**** LISTED RECORDS ****
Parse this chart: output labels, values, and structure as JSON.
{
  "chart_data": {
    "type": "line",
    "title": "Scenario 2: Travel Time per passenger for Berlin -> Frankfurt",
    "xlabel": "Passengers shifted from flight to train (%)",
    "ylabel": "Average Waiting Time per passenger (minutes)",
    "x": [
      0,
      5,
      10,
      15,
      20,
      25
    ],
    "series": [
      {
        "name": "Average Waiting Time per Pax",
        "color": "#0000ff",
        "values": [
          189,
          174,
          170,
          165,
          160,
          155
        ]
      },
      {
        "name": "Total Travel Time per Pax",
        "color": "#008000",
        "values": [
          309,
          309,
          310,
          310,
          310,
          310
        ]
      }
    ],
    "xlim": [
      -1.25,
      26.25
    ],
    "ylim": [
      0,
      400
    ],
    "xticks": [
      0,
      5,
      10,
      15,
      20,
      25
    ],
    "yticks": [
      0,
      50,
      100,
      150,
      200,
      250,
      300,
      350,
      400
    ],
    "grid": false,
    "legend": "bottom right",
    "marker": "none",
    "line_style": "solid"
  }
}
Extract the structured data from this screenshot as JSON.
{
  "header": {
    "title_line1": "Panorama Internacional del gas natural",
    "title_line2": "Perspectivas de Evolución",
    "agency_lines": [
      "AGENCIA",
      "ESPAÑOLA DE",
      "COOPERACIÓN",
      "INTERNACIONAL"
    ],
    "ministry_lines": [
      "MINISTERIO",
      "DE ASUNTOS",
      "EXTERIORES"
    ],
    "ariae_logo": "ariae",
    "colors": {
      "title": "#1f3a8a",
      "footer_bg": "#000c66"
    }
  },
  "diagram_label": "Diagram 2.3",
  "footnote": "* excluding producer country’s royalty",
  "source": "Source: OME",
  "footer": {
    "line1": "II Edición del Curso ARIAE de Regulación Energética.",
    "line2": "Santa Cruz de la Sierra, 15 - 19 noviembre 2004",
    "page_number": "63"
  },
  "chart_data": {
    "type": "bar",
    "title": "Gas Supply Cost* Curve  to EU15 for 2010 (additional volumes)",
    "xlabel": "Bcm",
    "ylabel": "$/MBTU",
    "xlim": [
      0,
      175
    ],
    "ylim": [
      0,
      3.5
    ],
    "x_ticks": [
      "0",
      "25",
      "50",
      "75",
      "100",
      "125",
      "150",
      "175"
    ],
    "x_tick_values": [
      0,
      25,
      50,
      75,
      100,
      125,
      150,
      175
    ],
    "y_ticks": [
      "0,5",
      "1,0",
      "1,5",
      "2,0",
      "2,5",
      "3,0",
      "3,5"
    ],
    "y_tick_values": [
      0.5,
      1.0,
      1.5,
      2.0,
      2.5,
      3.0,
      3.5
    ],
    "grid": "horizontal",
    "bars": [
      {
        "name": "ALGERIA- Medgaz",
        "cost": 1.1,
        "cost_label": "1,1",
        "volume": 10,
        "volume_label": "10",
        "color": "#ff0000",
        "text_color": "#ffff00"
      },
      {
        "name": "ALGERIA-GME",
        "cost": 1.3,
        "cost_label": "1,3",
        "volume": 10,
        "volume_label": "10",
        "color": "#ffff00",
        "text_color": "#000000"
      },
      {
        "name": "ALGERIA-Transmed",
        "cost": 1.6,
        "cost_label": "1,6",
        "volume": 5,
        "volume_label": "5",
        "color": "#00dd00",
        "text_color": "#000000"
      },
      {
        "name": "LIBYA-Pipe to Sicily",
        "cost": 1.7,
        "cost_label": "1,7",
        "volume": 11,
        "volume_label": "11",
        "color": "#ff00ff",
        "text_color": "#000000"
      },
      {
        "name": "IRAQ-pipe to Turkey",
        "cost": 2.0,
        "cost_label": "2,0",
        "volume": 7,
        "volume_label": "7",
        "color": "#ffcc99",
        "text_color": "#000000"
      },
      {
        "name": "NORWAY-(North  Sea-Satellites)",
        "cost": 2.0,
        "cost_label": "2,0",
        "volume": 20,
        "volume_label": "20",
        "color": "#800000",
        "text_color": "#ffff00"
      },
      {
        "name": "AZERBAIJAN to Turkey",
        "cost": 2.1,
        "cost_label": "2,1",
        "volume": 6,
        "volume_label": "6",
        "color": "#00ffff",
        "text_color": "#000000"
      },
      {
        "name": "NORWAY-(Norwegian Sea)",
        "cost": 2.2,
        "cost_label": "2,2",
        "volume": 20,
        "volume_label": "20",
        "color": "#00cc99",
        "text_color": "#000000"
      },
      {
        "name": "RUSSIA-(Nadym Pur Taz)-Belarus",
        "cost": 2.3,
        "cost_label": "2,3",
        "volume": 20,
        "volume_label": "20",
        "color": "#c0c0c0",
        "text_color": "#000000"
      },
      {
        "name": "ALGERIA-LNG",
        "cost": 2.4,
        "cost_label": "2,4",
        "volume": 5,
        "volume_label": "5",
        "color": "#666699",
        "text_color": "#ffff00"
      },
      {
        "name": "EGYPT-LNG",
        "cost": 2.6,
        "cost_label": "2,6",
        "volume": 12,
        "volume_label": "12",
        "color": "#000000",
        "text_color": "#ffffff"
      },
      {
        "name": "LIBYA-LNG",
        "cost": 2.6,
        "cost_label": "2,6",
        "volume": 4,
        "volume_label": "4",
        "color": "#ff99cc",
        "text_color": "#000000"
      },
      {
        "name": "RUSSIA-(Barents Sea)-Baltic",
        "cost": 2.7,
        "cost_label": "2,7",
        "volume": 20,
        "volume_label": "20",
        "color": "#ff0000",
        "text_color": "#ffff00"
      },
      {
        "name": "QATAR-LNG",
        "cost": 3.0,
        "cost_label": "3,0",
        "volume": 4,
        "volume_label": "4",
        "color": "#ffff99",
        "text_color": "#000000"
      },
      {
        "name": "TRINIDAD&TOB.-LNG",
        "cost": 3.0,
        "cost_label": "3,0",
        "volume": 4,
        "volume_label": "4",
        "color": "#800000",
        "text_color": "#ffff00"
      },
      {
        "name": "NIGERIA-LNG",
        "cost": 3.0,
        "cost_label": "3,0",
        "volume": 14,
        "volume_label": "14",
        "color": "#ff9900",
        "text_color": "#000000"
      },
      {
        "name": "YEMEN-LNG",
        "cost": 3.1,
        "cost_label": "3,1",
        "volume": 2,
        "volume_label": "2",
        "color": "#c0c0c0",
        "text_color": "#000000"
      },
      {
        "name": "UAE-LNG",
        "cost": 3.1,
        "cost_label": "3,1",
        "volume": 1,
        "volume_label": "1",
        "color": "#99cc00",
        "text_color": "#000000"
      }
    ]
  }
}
****
WRITTEN INSTRUCTION:
Reproduce the full listing above, character for character.

COMPLETE OUTPUT:
Parse this chart: output labels, values, and structure as JSON.
{
  "chart_data": {
    "type": "line",
    "title": "Scenario 2: Travel Time per passenger for Berlin -> Frankfurt",
    "xlabel": "Passengers shifted from flight to train (%)",
    "ylabel": "Average Waiting Time per passenger (minutes)",
    "x": [
      0,
      5,
      10,
      15,
      20,
      25
    ],
    "series": [
      {
        "name": "Average Waiting Time per Pax",
        "color": "#0000ff",
        "values": [
          189,
          174,
          170,
          165,
          160,
          155
        ]
      },
      {
        "name": "Total Travel Time per Pax",
        "color": "#008000",
        "values": [
          309,
          309,
          310,
          310,
          310,
          310
        ]
      }
    ],
    "xlim": [
      -1.25,
      26.25
    ],
    "ylim": [
      0,
      400
    ],
    "xticks": [
      0,
      5,
      10,
      15,
      20,
      25
    ],
    "yticks": [
      0,
      50,
      100,
      150,
      200,
      250,
      300,
      350,
      400
    ],
    "grid": false,
    "legend": "bottom right",
    "marker": "none",
    "line_style": "solid"
  }
}
Extract the structured data from this screenshot as JSON.
{
  "header": {
    "title_line1": "Panorama Internacional del gas natural",
    "title_line2": "Perspectivas de Evolución",
    "agency_lines": [
      "AGENCIA",
      "ESPAÑOLA DE",
      "COOPERACIÓN",
      "INTERNACIONAL"
    ],
    "ministry_lines": [
      "MINISTERIO",
      "DE ASUNTOS",
      "EXTERIORES"
    ],
    "ariae_logo": "ariae",
    "colors": {
      "title": "#1f3a8a",
      "footer_bg": "#000c66"
    }
  },
  "diagram_label": "Diagram 2.3",
  "footnote": "* excluding producer country’s royalty",
  "source": "Source: OME",
  "footer": {
    "line1": "II Edición del Curso ARIAE de Regulación Energética.",
    "line2": "Santa Cruz de la Sierra, 15 - 19 noviembre 2004",
    "page_number": "63"
  },
  "chart_data": {
    "type": "bar",
    "title": "Gas Supply Cost* Curve  to EU15 for 2010 (additional volumes)",
    "xlabel": "Bcm",
    "ylabel": "$/MBTU",
    "xlim": [
      0,
      175
    ],
    "ylim": [
      0,
      3.5
    ],
    "x_ticks": [
      "0",
      "25",
      "50",
      "75",
      "100",
      "125",
      "150",
      "175"
    ],
    "x_tick_values": [
      0,
      25,
      50,
      75,
      100,
      125,
      150,
      175
    ],
    "y_ticks": [
      "0,5",
      "1,0",
      "1,5",
      "2,0",
      "2,5",
      "3,0",
      "3,5"
    ],
    "y_tick_values": [
      0.5,
      1.0,
      1.5,
      2.0,
      2.5,
      3.0,
      3.5
    ],
    "grid": "horizontal",
    "bars": [
      {
        "name": "ALGERIA- Medgaz",
        "cost": 1.1,
        "cost_label": "1,1",
        "volume": 10,
        "volume_label": "10",
        "color": "#ff0000",
        "text_color": "#ffff00"
      },
      {
        "name": "ALGERIA-GME",
        "cost": 1.3,
        "cost_label": "1,3",
        "volume": 10,
        "volume_label": "10",
        "color": "#ffff00",
        "text_color": "#000000"
      },
      {
        "name": "ALGERIA-Transmed",
        "cost": 1.6,
        "cost_label": "1,6",
        "volume": 5,
        "volume_label": "5",
        "color": "#00dd00",
        "text_color": "#000000"
      },
      {
        "name": "LIBYA-Pipe to Sicily",
        "cost": 1.7,
        "cost_label": "1,7",
        "volume": 11,
        "volume_label": "11",
        "color": "#ff00ff",
        "text_color": "#000000"
      },
      {
        "name": "IRAQ-pipe to Turkey",
        "cost": 2.0,
        "cost_label": "2,0",
        "volume": 7,
        "volume_label": "7",
        "color": "#ffcc99",
        "text_color": "#000000"
      },
      {
        "name": "NORWAY-(North  Sea-Satellites)",
        "cost": 2.0,
        "cost_label": "2,0",
        "volume": 20,
        "volume_label": "20",
        "color": "#800000",
        "text_color": "#ffff00"
      },
      {
        "name": "AZERBAIJAN to Turkey",
        "cost": 2.1,
        "cost_label": "2,1",
        "volume": 6,
        "volume_label": "6",
        "color": "#00ffff",
        "text_color": "#000000"
      },
      {
        "name": "NORWAY-(Norwegian Sea)",
        "cost": 2.2,
        "cost_label": "2,2",
        "volume": 20,
        "volume_label": "20",
        "color": "#00cc99",
        "text_color": "#000000"
      },
      {
        "name": "RUSSIA-(Nadym Pur Taz)-Belarus",
        "cost": 2.3,
        "cost_label": "2,3",
        "volume": 20,
        "volume_label": "20",
        "color": "#c0c0c0",
        "text_color": "#000000"
      },
      {
        "name": "ALGERIA-LNG",
        "cost": 2.4,
        "cost_label": "2,4",
        "volume": 5,
        "volume_label": "5",
        "color": "#666699",
        "text_color": "#ffff00"
      },
      {
        "name": "EGYPT-LNG",
        "cost": 2.6,
        "cost_label": "2,6",
        "volume": 12,
        "volume_label": "12",
        "color": "#000000",
        "text_color": "#ffffff"
      },
      {
        "name": "LIBYA-LNG",
        "cost": 2.6,
        "cost_label": "2,6",
        "volume": 4,
        "volume_label": "4",
        "color": "#ff99cc",
        "text_color": "#000000"
      },
      {
        "name": "RUSSIA-(Barents Sea)-Baltic",
        "cost": 2.7,
        "cost_label": "2,7",
        "volume": 20,
        "volume_label": "20",
        "color": "#ff0000",
        "text_color": "#ffff00"
      },
      {
        "name": "QATAR-LNG",
        "cost": 3.0,
        "cost_label": "3,0",
        "volume": 4,
        "volume_label": "4",
        "color": "#ffff99",
        "text_color": "#000000"
      },
      {
        "name": "TRINIDAD&TOB.-LNG",
        "cost": 3.0,
        "cost_label": "3,0",
        "volume": 4,
        "volume_label": "4",
        "color": "#800000",
        "text_color": "#ffff00"
      },
      {
        "name": "NIGERIA-LNG",
        "cost": 3.0,
        "cost_label": "3,0",
        "volume": 14,
        "volume_label": "14",
        "color": "#ff9900",
        "text_color": "#000000"
      },
      {
        "name": "YEMEN-LNG",
        "cost": 3.1,
        "cost_label": "3,1",
        "volume": 2,
        "volume_label": "2",
        "color": "#c0c0c0",
        "text_color": "#000000"
      },
      {
        "name": "UAE-LNG",
        "cost": 3.1,
        "cost_label": "3,1",
        "volume": 1,
        "volume_label": "1",
        "color": "#99cc00",
        "text_color": "#000000"
      }
    ]
  }
}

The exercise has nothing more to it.